### Information given

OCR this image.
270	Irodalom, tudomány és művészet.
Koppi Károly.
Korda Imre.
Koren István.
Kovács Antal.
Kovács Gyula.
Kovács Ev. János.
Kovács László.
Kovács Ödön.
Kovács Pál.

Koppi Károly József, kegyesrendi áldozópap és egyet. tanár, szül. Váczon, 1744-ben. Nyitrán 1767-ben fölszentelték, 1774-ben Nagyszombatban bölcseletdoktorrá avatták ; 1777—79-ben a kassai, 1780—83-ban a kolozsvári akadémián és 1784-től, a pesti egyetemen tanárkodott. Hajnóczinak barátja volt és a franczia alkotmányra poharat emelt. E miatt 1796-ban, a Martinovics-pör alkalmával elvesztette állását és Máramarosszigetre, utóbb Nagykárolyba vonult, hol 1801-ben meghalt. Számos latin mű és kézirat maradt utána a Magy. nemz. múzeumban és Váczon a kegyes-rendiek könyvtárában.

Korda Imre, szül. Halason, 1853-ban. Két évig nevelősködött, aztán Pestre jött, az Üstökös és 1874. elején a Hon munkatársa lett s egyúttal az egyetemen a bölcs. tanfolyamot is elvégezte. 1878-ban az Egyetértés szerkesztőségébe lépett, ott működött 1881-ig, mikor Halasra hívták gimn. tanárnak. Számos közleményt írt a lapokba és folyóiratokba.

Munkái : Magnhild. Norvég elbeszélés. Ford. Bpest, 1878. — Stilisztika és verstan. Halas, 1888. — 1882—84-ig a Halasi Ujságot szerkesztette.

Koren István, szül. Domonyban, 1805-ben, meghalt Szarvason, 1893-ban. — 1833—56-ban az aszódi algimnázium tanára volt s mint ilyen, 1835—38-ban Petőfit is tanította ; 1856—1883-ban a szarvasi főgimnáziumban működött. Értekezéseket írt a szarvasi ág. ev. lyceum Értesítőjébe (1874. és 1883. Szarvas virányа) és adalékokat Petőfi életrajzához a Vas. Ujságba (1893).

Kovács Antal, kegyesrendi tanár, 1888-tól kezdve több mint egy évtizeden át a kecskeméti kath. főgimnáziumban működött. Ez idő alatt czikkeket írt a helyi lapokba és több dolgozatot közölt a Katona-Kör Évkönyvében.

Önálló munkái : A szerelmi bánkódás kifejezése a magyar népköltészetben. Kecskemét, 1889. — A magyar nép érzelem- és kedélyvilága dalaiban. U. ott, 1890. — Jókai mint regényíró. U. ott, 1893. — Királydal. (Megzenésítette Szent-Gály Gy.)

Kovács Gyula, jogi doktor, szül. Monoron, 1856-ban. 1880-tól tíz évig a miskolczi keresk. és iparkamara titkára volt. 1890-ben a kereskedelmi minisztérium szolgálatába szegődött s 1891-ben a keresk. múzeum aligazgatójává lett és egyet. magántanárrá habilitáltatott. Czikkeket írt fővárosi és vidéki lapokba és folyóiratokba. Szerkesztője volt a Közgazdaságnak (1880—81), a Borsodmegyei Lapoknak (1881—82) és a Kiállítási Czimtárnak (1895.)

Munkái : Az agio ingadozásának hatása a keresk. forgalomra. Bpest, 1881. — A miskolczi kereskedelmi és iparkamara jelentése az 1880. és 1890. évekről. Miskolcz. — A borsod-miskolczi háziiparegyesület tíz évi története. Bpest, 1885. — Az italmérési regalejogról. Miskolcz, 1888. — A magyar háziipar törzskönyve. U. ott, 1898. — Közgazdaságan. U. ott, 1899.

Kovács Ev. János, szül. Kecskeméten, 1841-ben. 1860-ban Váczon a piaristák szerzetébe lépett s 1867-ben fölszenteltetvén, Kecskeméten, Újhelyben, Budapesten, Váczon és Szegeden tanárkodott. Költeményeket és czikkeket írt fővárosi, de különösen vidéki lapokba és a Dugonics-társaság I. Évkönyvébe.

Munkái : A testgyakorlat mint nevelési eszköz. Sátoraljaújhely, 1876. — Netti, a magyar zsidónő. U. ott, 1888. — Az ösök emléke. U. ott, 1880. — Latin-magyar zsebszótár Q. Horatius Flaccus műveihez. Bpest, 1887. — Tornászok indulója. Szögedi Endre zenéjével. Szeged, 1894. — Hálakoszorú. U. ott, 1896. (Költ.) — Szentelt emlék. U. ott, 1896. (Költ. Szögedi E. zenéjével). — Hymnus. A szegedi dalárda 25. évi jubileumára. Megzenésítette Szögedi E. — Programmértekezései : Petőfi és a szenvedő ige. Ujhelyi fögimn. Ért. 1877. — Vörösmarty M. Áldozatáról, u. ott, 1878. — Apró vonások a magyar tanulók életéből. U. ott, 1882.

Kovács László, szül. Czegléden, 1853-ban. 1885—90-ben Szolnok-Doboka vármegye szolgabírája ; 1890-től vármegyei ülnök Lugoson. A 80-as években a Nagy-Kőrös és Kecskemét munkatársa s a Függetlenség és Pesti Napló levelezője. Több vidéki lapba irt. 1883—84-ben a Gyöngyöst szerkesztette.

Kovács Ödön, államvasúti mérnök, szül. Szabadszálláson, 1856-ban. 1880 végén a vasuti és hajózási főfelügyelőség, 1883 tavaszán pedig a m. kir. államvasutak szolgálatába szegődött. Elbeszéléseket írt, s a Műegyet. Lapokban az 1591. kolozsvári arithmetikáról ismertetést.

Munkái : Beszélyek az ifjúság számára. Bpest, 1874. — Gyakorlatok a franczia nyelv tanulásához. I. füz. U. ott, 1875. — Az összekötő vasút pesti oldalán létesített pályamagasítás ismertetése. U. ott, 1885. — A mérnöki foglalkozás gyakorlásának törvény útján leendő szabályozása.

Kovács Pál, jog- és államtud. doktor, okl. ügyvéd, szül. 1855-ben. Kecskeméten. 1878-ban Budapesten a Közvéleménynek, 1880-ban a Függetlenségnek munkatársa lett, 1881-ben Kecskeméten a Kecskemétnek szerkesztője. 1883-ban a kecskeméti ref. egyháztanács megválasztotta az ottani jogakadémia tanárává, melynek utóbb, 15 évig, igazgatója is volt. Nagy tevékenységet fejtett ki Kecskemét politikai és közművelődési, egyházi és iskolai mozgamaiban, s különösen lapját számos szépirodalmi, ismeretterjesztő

######
### Information given

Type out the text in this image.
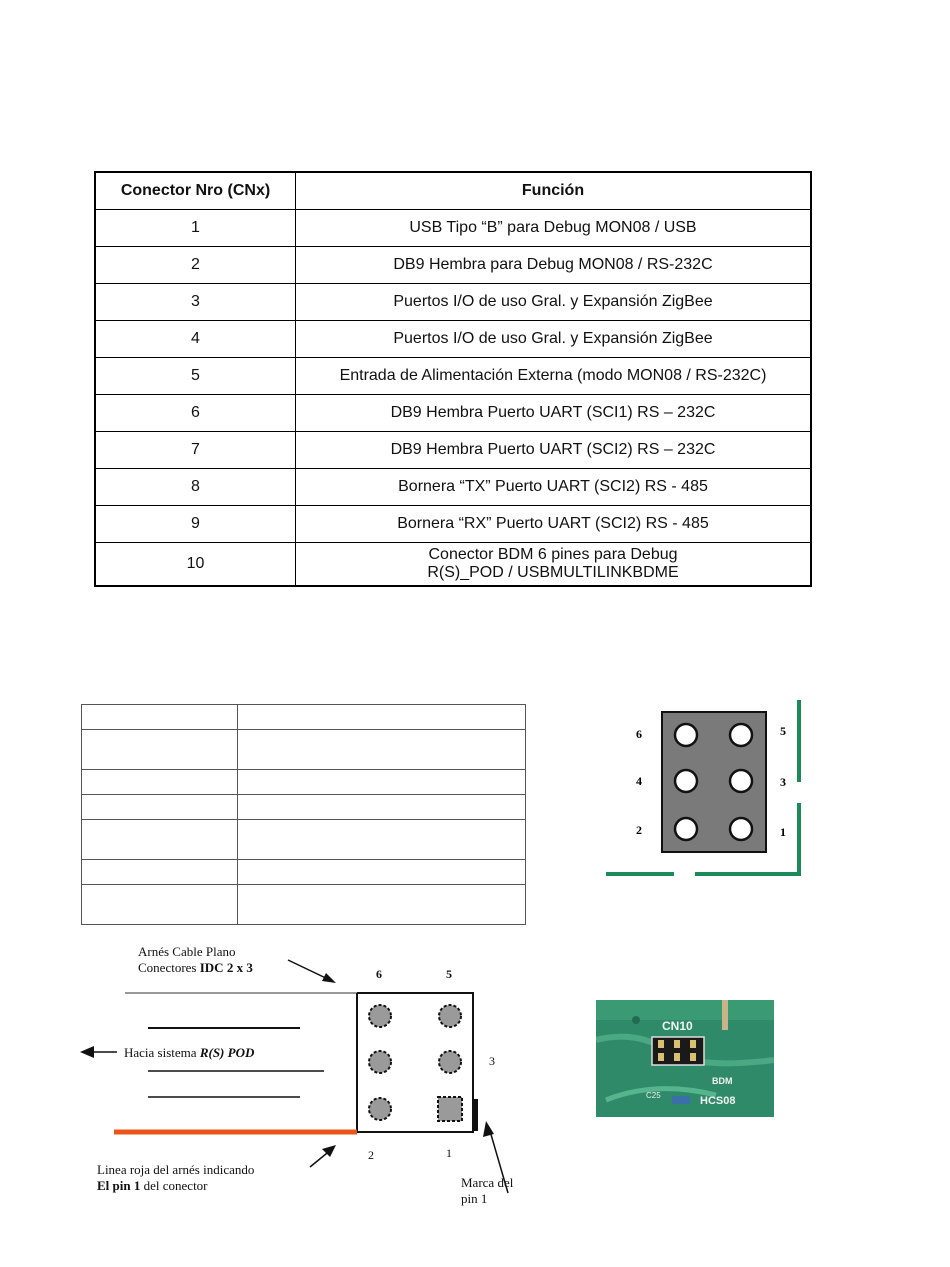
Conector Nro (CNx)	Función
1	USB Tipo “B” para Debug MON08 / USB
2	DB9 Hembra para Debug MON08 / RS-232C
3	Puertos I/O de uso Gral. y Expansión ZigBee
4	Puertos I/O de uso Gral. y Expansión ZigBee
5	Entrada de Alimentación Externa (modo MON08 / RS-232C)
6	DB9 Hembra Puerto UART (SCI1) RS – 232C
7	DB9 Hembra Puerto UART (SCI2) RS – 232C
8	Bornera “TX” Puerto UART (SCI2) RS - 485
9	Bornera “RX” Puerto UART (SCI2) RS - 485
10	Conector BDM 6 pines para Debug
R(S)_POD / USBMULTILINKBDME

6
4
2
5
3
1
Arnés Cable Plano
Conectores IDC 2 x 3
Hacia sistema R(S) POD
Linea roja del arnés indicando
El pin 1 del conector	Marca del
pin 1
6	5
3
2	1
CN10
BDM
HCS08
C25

######
### Information given

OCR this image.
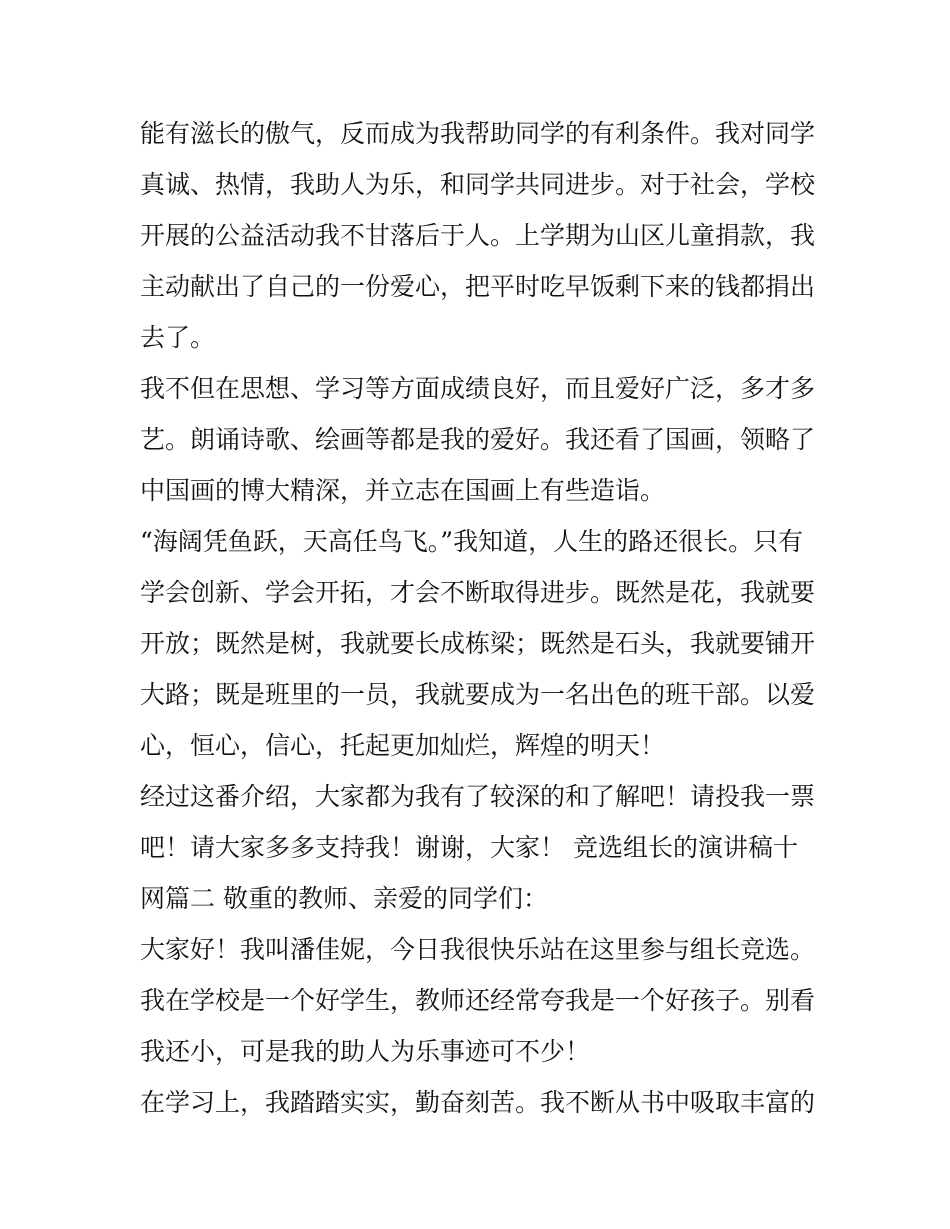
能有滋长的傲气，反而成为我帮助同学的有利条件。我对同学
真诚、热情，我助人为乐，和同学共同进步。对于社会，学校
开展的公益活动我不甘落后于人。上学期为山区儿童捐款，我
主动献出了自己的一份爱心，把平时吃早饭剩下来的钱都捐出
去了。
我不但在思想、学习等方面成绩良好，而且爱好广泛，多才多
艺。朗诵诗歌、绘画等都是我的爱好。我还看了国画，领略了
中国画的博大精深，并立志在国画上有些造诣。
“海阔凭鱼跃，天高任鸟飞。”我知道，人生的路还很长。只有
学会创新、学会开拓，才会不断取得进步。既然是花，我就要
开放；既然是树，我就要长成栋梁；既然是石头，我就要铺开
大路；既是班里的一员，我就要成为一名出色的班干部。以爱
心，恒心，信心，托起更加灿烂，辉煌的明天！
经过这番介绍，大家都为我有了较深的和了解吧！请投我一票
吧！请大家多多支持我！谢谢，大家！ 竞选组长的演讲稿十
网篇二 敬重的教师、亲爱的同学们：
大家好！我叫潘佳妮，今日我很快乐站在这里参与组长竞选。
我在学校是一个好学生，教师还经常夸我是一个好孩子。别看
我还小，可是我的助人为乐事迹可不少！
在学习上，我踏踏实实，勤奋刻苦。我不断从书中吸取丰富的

######

■ Written instruction
From the entries above, extract each line containing "Gral".

■ Answer below
3	Puertos I/O de uso Gral. y Expansión ZigBee
4	Puertos I/O de uso Gral. y Expansión ZigBee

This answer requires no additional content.